**Direction:**
Copy each of the entries below faithfully, setting aside any pictures.
---
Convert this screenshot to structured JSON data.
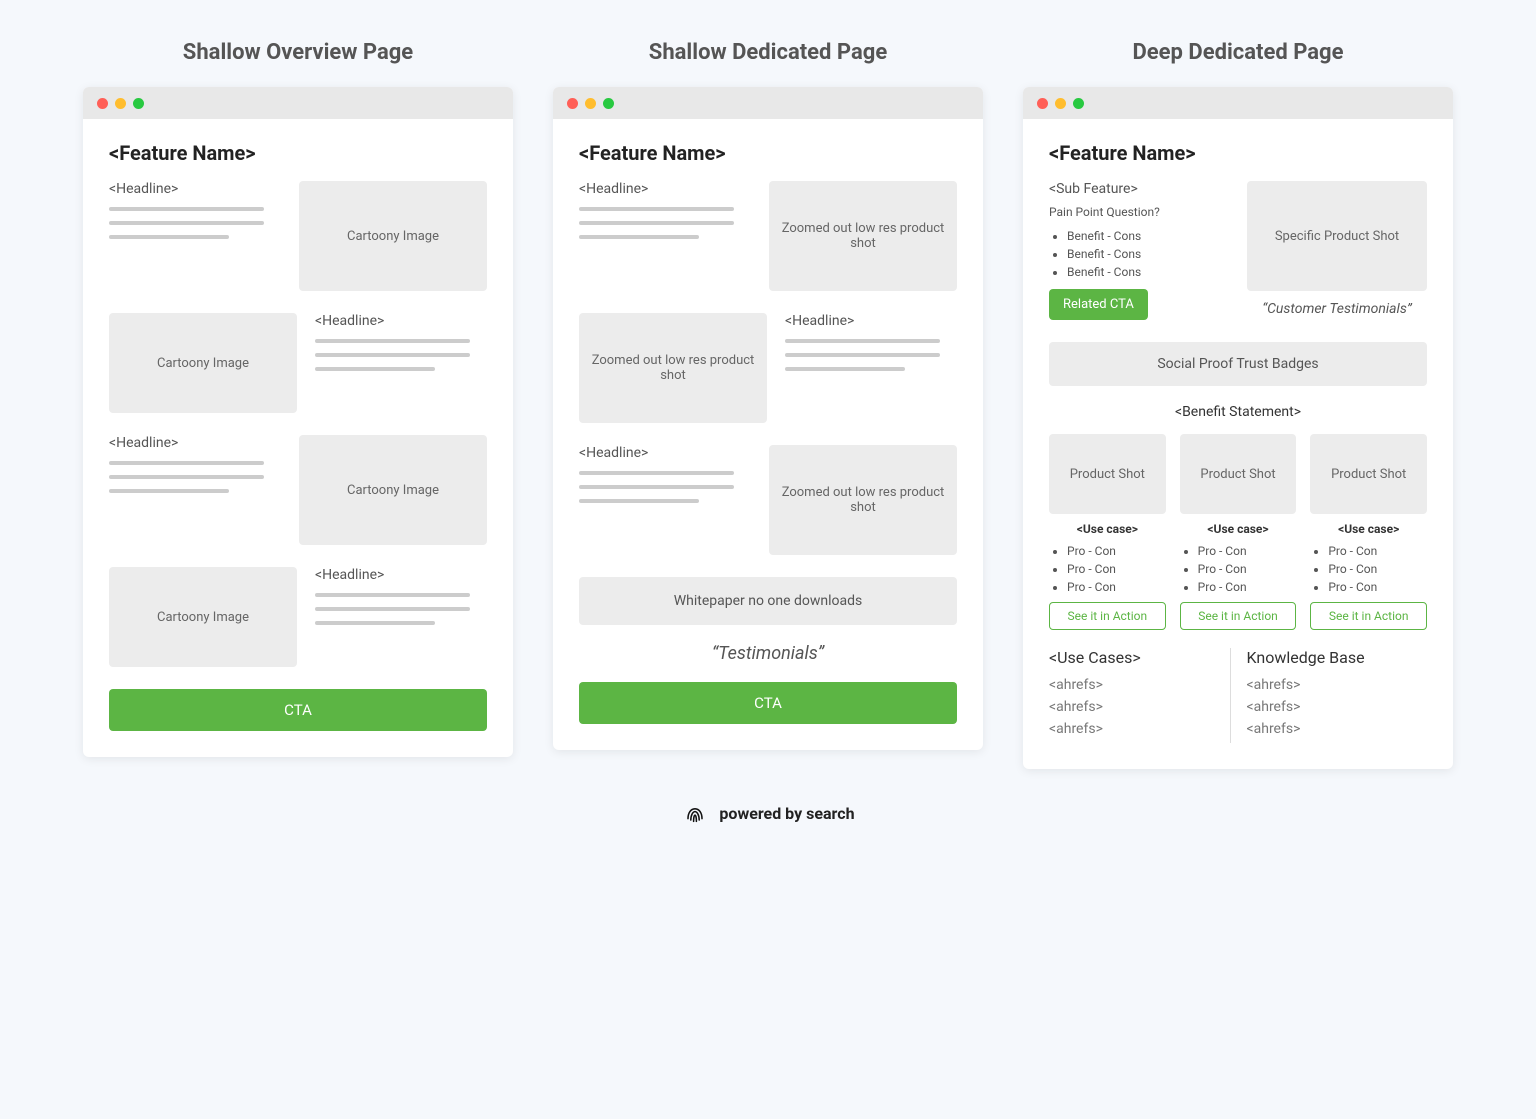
{
  "footer": "powered by search",
  "cols": {
    "shallow_overview": {
      "title": "Shallow Overview Page",
      "feature": "<Feature Name>",
      "rows": [
        {
          "headline": "<Headline>",
          "image": "Cartoony Image",
          "imageFirst": false
        },
        {
          "headline": "<Headline>",
          "image": "Cartoony Image",
          "imageFirst": true
        },
        {
          "headline": "<Headline>",
          "image": "Cartoony Image",
          "imageFirst": false
        },
        {
          "headline": "<Headline>",
          "image": "Cartoony Image",
          "imageFirst": true
        }
      ],
      "cta": "CTA"
    },
    "shallow_dedicated": {
      "title": "Shallow Dedicated Page",
      "feature": "<Feature Name>",
      "rows": [
        {
          "headline": "<Headline>",
          "image": "Zoomed out low res product shot",
          "imageFirst": false
        },
        {
          "headline": "<Headline>",
          "image": "Zoomed out low res product shot",
          "imageFirst": true
        },
        {
          "headline": "<Headline>",
          "image": "Zoomed out low res product shot",
          "imageFirst": false
        }
      ],
      "whitepaper": "Whitepaper no one downloads",
      "testimonials": "“Testimonials”",
      "cta": "CTA"
    },
    "deep_dedicated": {
      "title": "Deep Dedicated Page",
      "feature": "<Feature Name>",
      "sub_feature": "<Sub Feature>",
      "pain": "Pain Point Question?",
      "benefits": [
        "Benefit - Cons",
        "Benefit - Cons",
        "Benefit - Cons"
      ],
      "related_cta": "Related CTA",
      "hero_image": "Specific Product Shot",
      "customer_testimonials": "“Customer Testimonials”",
      "badges": "Social Proof Trust Badges",
      "benefit_statement": "<Benefit Statement>",
      "cards": [
        {
          "image": "Product Shot",
          "usecase": "<Use case>",
          "pros": [
            "Pro - Con",
            "Pro - Con",
            "Pro - Con"
          ],
          "btn": "See it in Action"
        },
        {
          "image": "Product Shot",
          "usecase": "<Use case>",
          "pros": [
            "Pro - Con",
            "Pro - Con",
            "Pro - Con"
          ],
          "btn": "See it in Action"
        },
        {
          "image": "Product Shot",
          "usecase": "<Use case>",
          "pros": [
            "Pro - Con",
            "Pro - Con",
            "Pro - Con"
          ],
          "btn": "See it in Action"
        }
      ],
      "bottom": {
        "use_cases": {
          "title": "<Use Cases>",
          "links": [
            "<ahrefs>",
            "<ahrefs>",
            "<ahrefs>"
          ]
        },
        "kb": {
          "title": "Knowledge Base",
          "links": [
            "<ahrefs>",
            "<ahrefs>",
            "<ahrefs>"
          ]
        }
      }
    }
  }
}
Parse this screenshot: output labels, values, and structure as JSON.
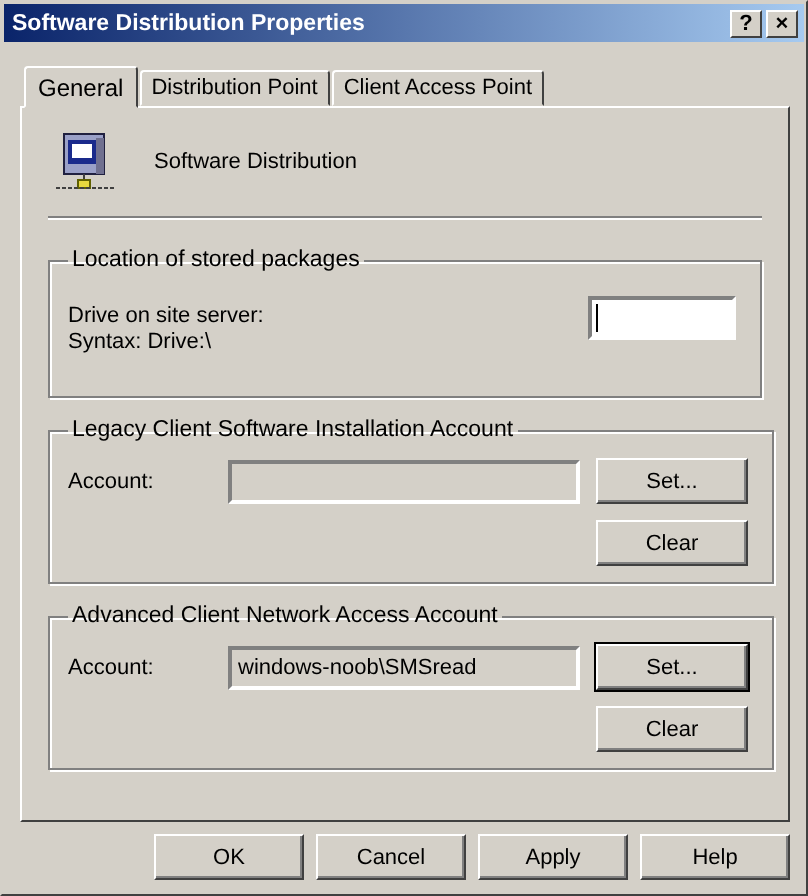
{
  "window": {
    "title": "Software Distribution Properties",
    "controls": [
      "?",
      "×"
    ]
  },
  "tabs": [
    {
      "label": "General",
      "selected": true
    },
    {
      "label": "Distribution Point",
      "selected": false
    },
    {
      "label": "Client Access Point",
      "selected": false
    }
  ],
  "header": {
    "title": "Software Distribution"
  },
  "groups": [
    {
      "kind": "location",
      "title": "Location of stored packages",
      "lines": [
        "Drive on site server:",
        "Syntax: Drive:\\"
      ],
      "field": {
        "focused": true,
        "disabled": false
      }
    },
    {
      "kind": "account",
      "title": "Legacy Client Software Installation Account",
      "label": "Account:",
      "field": {
        "disabled": true
      },
      "buttons": [
        {
          "label": "Set...",
          "focused": false
        },
        {
          "label": "Clear",
          "focused": false
        }
      ]
    },
    {
      "kind": "account",
      "title": "Advanced Client Network Access Account",
      "label": "Account:",
      "field": {
        "value": "windows-noob\\SMSread",
        "disabled": true
      },
      "buttons": [
        {
          "label": "Set...",
          "focused": true
        },
        {
          "label": "Clear",
          "focused": false
        }
      ]
    }
  ],
  "buttons": [
    "OK",
    "Cancel",
    "Apply",
    "Help"
  ]
}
---
**Reply to the exercise:**
Convert this screenshot to structured JSON data.
{
  "footer": "powered by search",
  "cols": {
    "shallow_overview": {
      "title": "Shallow Overview Page",
      "feature": "<Feature Name>",
      "rows": [
        {
          "headline": "<Headline>",
          "image": "Cartoony Image",
          "imageFirst": false
        },
        {
          "headline": "<Headline>",
          "image": "Cartoony Image",
          "imageFirst": true
        },
        {
          "headline": "<Headline>",
          "image": "Cartoony Image",
          "imageFirst": false
        },
        {
          "headline": "<Headline>",
          "image": "Cartoony Image",
          "imageFirst": true
        }
      ],
      "cta": "CTA"
    },
    "shallow_dedicated": {
      "title": "Shallow Dedicated Page",
      "feature": "<Feature Name>",
      "rows": [
        {
          "headline": "<Headline>",
          "image": "Zoomed out low res product shot",
          "imageFirst": false
        },
        {
          "headline": "<Headline>",
          "image": "Zoomed out low res product shot",
          "imageFirst": true
        },
        {
          "headline": "<Headline>",
          "image": "Zoomed out low res product shot",
          "imageFirst": false
        }
      ],
      "whitepaper": "Whitepaper no one downloads",
      "testimonials": "“Testimonials”",
      "cta": "CTA"
    },
    "deep_dedicated": {
      "title": "Deep Dedicated Page",
      "feature": "<Feature Name>",
      "sub_feature": "<Sub Feature>",
      "pain": "Pain Point Question?",
      "benefits": [
        "Benefit - Cons",
        "Benefit - Cons",
        "Benefit - Cons"
      ],
      "related_cta": "Related CTA",
      "hero_image": "Specific Product Shot",
      "customer_testimonials": "“Customer Testimonials”",
      "badges": "Social Proof Trust Badges",
      "benefit_statement": "<Benefit Statement>",
      "cards": [
        {
          "image": "Product Shot",
          "usecase": "<Use case>",
          "pros": [
            "Pro - Con",
            "Pro - Con",
            "Pro - Con"
          ],
          "btn": "See it in Action"
        },
        {
          "image": "Product Shot",
          "usecase": "<Use case>",
          "pros": [
            "Pro - Con",
            "Pro - Con",
            "Pro - Con"
          ],
          "btn": "See it in Action"
        },
        {
          "image": "Product Shot",
          "usecase": "<Use case>",
          "pros": [
            "Pro - Con",
            "Pro - Con",
            "Pro - Con"
          ],
          "btn": "See it in Action"
        }
      ],
      "bottom": {
        "use_cases": {
          "title": "<Use Cases>",
          "links": [
            "<ahrefs>",
            "<ahrefs>",
            "<ahrefs>"
          ]
        },
        "kb": {
          "title": "Knowledge Base",
          "links": [
            "<ahrefs>",
            "<ahrefs>",
            "<ahrefs>"
          ]
        }
      }
    }
  }
}
Parse this screenshot: output labels, values, and structure as JSON.
{
  "window": {
    "title": "Software Distribution Properties",
    "controls": [
      "?",
      "×"
    ]
  },
  "tabs": [
    {
      "label": "General",
      "selected": true
    },
    {
      "label": "Distribution Point",
      "selected": false
    },
    {
      "label": "Client Access Point",
      "selected": false
    }
  ],
  "header": {
    "title": "Software Distribution"
  },
  "groups": [
    {
      "kind": "location",
      "title": "Location of stored packages",
      "lines": [
        "Drive on site server:",
        "Syntax: Drive:\\"
      ],
      "field": {
        "focused": true,
        "disabled": false
      }
    },
    {
      "kind": "account",
      "title": "Legacy Client Software Installation Account",
      "label": "Account:",
      "field": {
        "disabled": true
      },
      "buttons": [
        {
          "label": "Set...",
          "focused": false
        },
        {
          "label": "Clear",
          "focused": false
        }
      ]
    },
    {
      "kind": "account",
      "title": "Advanced Client Network Access Account",
      "label": "Account:",
      "field": {
        "value": "windows-noob\\SMSread",
        "disabled": true
      },
      "buttons": [
        {
          "label": "Set...",
          "focused": true
        },
        {
          "label": "Clear",
          "focused": false
        }
      ]
    }
  ],
  "buttons": [
    "OK",
    "Cancel",
    "Apply",
    "Help"
  ]
}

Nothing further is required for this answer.